**Task directions:**
In the article on WeWork's bond sale, how much does WeWork owe in rent?

**Page excerpt:**
□ □ □

- Adam Neumann
- The office-leasing startup WeWork plans to raise more funding through a $500 million bond sale, according to the Financial Times.
- It’s the first time the company is raising money from debt investors after it raised billions in venture capital from backers such as SoftBank.
- WeWork disclosed startling underlying numbers for its business in its bond-sale documents, such as that it owes $18 billion in rent.
- The company’s revenue rose dramatically last year, but its costs rose faster.
WeWork, the office-leasing startup, is looking to raise more cash through its first bond sale, despite already raising billions in venture funding.
And bond documents reviewed by the two publications reveal some startling numbers – here’s a summary:
- WeWork owes $18 billion in rent. The company has more than 14 million square feet of office space, with suitably massive lease obligations, though WeWork has the option of closing locations if it can’t pay those bills.
- WeWork is burning cash. Revenue from memberships more than doubled last year, to $822 million, but expenses also more than doubled, to $1.81 billion. Net losses came to $934 million, according to Bloomberg.
- It isn’t really about tech startups. About 20% of WeWork’s occupants are in financial, legal, and business services, while 15% work in software.
- A focus on bigger companies means higher occupancy rates. Filling desks – and keeping them filled – is an important metric for WeWork, which says it has done so with 81% of them, higher than its minimum requirement of 60% occupancy to cover costs.
- Like other tech CEOs, Adam Neumann controls the company. He has more than 65% of the voting power.
WeWork has expanded rapidly, helped by the $4.4 billion it raised last year from its main backer, SoftBank. According to its bond documents, the company had 220,000 members as of March and 251,000 desks across 234 locations.
Skeptics worry that WeWork is overly exposed to market shifts that could affect its occupants and their willingness to pay membership fees. But the optimistic view is that WeWork’s leases eventually generate more cash than its costs as occupancy rates rise and the company gets its upfront spend on the “fit-out” for new properties out of the way.

□ □ □

**Data extract:**
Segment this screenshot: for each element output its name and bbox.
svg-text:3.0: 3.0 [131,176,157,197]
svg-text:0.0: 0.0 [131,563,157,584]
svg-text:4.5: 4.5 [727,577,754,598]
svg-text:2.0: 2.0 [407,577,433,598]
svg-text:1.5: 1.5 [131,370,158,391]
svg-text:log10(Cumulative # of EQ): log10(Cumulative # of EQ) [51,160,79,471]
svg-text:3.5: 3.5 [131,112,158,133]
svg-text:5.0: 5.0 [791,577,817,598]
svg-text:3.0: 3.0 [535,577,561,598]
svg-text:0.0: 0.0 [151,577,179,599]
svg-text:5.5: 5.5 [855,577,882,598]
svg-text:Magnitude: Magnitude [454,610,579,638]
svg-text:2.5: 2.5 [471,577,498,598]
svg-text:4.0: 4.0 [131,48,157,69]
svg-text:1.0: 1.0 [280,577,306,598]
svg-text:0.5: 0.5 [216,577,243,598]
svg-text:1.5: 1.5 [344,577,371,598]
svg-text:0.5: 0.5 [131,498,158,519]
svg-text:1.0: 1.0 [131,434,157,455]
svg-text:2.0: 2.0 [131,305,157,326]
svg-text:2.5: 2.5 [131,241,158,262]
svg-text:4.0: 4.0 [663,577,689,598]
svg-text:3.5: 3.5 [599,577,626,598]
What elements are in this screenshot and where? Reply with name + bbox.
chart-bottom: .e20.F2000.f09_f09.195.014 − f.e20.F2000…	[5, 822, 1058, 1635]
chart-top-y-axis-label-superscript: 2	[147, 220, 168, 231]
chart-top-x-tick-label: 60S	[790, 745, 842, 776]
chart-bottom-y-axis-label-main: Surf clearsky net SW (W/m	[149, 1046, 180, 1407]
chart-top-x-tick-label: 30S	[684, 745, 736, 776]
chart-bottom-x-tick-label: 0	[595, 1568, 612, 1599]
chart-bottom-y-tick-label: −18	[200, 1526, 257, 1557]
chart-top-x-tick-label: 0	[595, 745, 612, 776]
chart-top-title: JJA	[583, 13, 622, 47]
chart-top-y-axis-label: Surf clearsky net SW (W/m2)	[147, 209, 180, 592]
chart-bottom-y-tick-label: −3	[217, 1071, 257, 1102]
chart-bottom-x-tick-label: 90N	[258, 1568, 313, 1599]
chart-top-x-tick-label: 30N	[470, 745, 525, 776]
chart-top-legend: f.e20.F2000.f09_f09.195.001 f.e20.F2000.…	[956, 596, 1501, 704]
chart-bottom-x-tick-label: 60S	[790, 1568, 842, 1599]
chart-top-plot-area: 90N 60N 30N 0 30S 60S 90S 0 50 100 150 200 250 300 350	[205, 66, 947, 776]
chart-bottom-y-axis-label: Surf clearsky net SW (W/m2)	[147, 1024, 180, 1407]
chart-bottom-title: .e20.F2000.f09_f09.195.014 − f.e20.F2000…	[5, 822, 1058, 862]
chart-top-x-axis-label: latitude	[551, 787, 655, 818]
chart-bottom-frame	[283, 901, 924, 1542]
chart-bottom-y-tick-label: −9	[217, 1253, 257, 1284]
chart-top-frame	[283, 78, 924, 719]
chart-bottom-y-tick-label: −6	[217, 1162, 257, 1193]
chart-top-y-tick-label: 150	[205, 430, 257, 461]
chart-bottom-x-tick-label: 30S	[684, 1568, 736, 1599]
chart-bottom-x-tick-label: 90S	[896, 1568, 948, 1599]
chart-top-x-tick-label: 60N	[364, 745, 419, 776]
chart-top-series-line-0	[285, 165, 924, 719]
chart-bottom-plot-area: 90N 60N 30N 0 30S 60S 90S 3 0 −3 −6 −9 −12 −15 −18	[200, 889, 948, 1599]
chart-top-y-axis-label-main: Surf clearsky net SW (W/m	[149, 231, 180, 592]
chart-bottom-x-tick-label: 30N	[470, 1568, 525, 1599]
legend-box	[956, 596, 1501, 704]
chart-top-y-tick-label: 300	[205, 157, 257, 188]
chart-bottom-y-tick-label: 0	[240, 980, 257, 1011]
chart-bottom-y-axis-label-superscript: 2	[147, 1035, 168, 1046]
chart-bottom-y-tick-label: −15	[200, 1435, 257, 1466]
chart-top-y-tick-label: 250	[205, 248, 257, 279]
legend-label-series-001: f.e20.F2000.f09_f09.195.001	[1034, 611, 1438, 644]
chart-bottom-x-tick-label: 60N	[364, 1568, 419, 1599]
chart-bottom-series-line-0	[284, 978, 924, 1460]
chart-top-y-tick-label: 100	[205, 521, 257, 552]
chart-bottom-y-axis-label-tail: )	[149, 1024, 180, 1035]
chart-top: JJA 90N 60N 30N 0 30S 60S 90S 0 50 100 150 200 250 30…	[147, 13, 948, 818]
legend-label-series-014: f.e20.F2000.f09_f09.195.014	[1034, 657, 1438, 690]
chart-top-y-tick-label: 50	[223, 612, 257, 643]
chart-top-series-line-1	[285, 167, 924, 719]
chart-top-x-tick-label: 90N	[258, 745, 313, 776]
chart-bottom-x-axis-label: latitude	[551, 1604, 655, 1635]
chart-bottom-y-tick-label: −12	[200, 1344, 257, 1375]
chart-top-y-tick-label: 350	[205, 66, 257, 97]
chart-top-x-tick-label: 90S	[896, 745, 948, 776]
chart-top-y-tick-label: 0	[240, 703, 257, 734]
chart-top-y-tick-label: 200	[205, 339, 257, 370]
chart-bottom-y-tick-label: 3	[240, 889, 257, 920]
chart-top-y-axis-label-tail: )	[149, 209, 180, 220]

□ □ □

**Task result:**
$18 billion.